*Problem to work on*
Scan the records and identify every line in which the string "this" occurs, then return those lines.

*Record excerpts*
= = = =
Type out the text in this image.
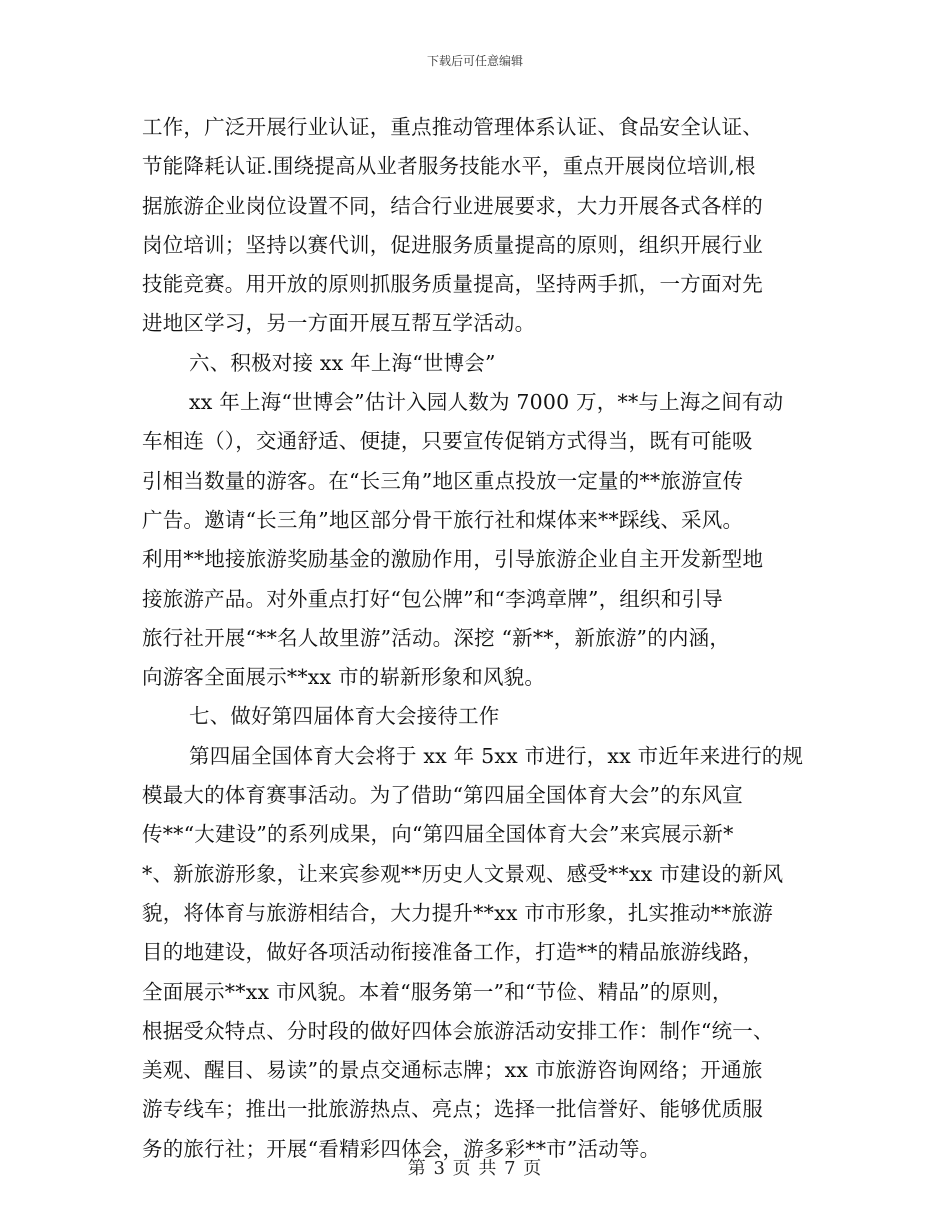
下载后可任意编辑
工作，广泛开展行业认证，重点推动管理体系认证、食品安全认证、
节能降耗认证.围绕提高从业者服务技能水平，重点开展岗位培训,根
据旅游企业岗位设置不同，结合行业进展要求，大力开展各式各样的
岗位培训；坚持以赛代训，促进服务质量提高的原则，组织开展行业
技能竞赛。用开放的原则抓服务质量提高，坚持两手抓，一方面对先
进地区学习，另一方面开展互帮互学活动。
六、积极对接 xx 年上海“世博会”
xx 年上海“世博会”估计入园人数为 7000 万，**与上海之间有动
车相连（），交通舒适、便捷，只要宣传促销方式得当，既有可能吸
引相当数量的游客。在“长三角”地区重点投放一定量的**旅游宣传
广告。邀请“长三角”地区部分骨干旅行社和煤体来**踩线、采风。
利用**地接旅游奖励基金的激励作用，引导旅游企业自主开发新型地
接旅游产品。对外重点打好“包公牌”和“李鸿章牌”，组织和引导
旅行社开展“**名人故里游”活动。深挖 “新**，新旅游”的内涵，
向游客全面展示**xx 市的崭新形象和风貌。
七、做好第四届体育大会接待工作
第四届全国体育大会将于 xx 年 5xx 市进行，xx 市近年来进行的规
模最大的体育赛事活动。为了借助“第四届全国体育大会”的东风宣
传**“大建设”的系列成果，向“第四届全国体育大会”来宾展示新*
*、新旅游形象，让来宾参观**历史人文景观、感受**xx 市建设的新风
貌，将体育与旅游相结合，大力提升**xx 市市形象，扎实推动**旅游
目的地建设，做好各项活动衔接准备工作，打造**的精品旅游线路，
全面展示**xx 市风貌。本着“服务第一”和“节俭、精品”的原则，
根据受众特点、分时段的做好四体会旅游活动安排工作：制作“统一、
美观、醒目、易读”的景点交通标志牌；xx 市旅游咨询网络；开通旅
游专线车；推出一批旅游热点、亮点；选择一批信誉好、能够优质服
务的旅行社；开展“看精彩四体会，游多彩**市”活动等。
第 3 页 共 7 页
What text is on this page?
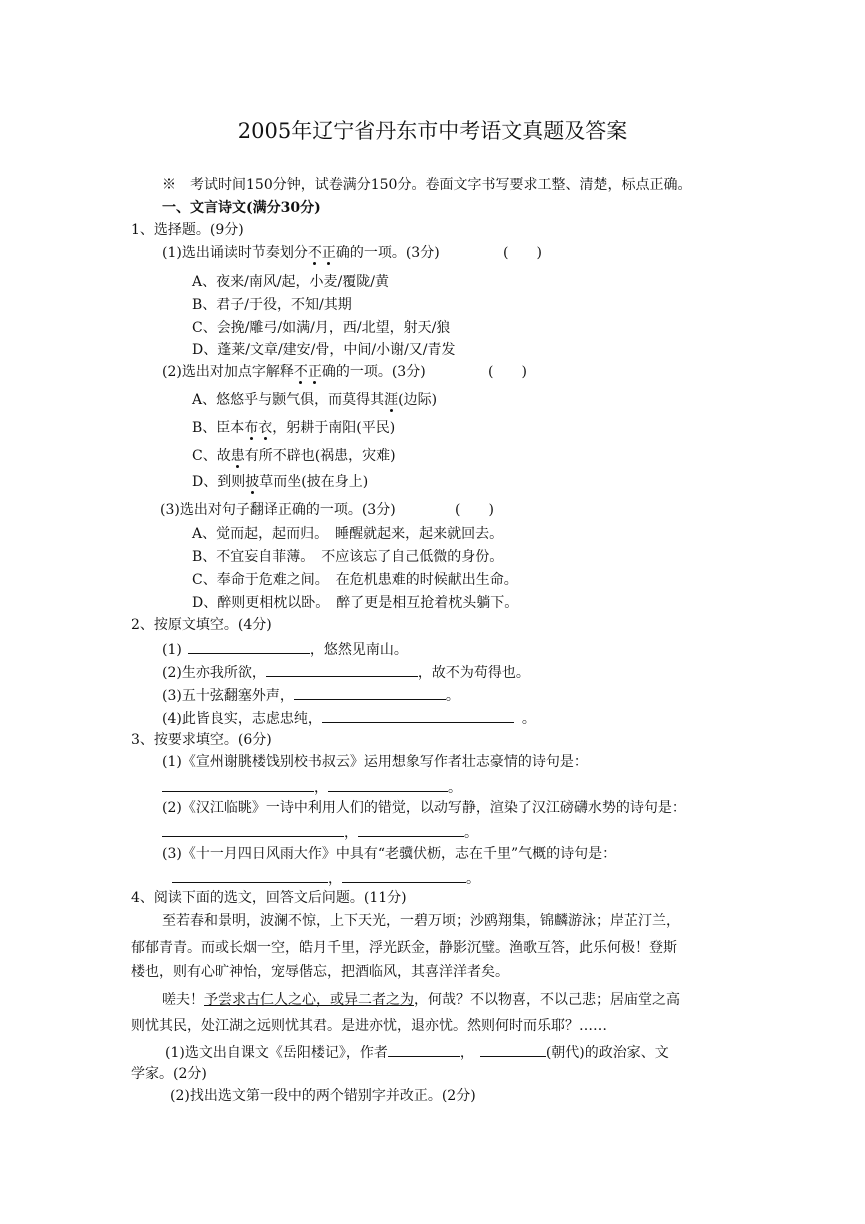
2005年辽宁省丹东市中考语文真题及答案
※　考试时间150分钟，试卷满分150分。卷面文字书写要求工整、清楚，标点正确。
一、文言诗文(满分30分)
1、选择题。(9分)
(1)选出诵读时节奏划分不正确的一项。(3分)	(　　)
A、夜来/南风/起，小麦/覆陇/黄
B、君子/于役，不知/其期
C、会挽/雕弓/如满/月，西/北望，射天/狼
D、蓬莱/文章/建安/骨，中间/小谢/又/青发
(2)选出对加点字解释不正确的一项。(3分)	(　　)
A、悠悠乎与颢气俱，而莫得其涯(边际)
B、臣本布衣，躬耕于南阳(平民)
C、故患有所不辟也(祸患，灾难)
D、到则披草而坐(披在身上)
(3)选出对句子翻译正确的一项。(3分)	(　　)
A、觉而起，起而归。　睡醒就起来，起来就回去。
B、不宜妄自菲薄。　不应该忘了自己低微的身份。
C、奉命于危难之间。　在危机患难的时候献出生命。
D、醉则更相枕以卧。　醉了更是相互抢着枕头躺下。
2、按原文填空。(4分)
(1)	，悠然见南山。
(2)生亦我所欲，	，故不为苟得也。
(3)五十弦翻塞外声，	。
(4)此皆良实，志虑忠纯，	。
3、按要求填空。(6分)
(1)《宣州谢朓楼饯别校书叔云》运用想象写作者壮志豪情的诗句是：
，	。
(2)《汉江临眺》一诗中利用人们的错觉，以动写静，渲染了汉江磅礴水势的诗句是：
，	。
(3)《十一月四日风雨大作》中具有“老骥伏枥，志在千里”气概的诗句是：
，	。
4、阅读下面的选文，回答文后问题。(11分)
至若春和景明，波澜不惊，上下天光，一碧万顷；沙鸥翔集，锦麟游泳；岸芷汀兰，
郁郁青青。而或长烟一空，皓月千里，浮光跃金，静影沉璧。渔歌互答，此乐何极！登斯
楼也，则有心旷神怡，宠辱偕忘，把酒临风，其喜洋洋者矣。
嗟夫！予尝求古仁人之心，或异二者之为，何哉？不以物喜，不以己悲；居庙堂之高
则忧其民，处江湖之远则忧其君。是进亦忧，退亦忧。然则何时而乐耶？……
(1)选文出自课文《岳阳楼记》，作者	，	(朝代)的政治家、文
学家。(2分)
(2)找出选文第一段中的两个错别字并改正。(2分)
= = = =
*Result*
Type out the text in this image.
What text is on this page?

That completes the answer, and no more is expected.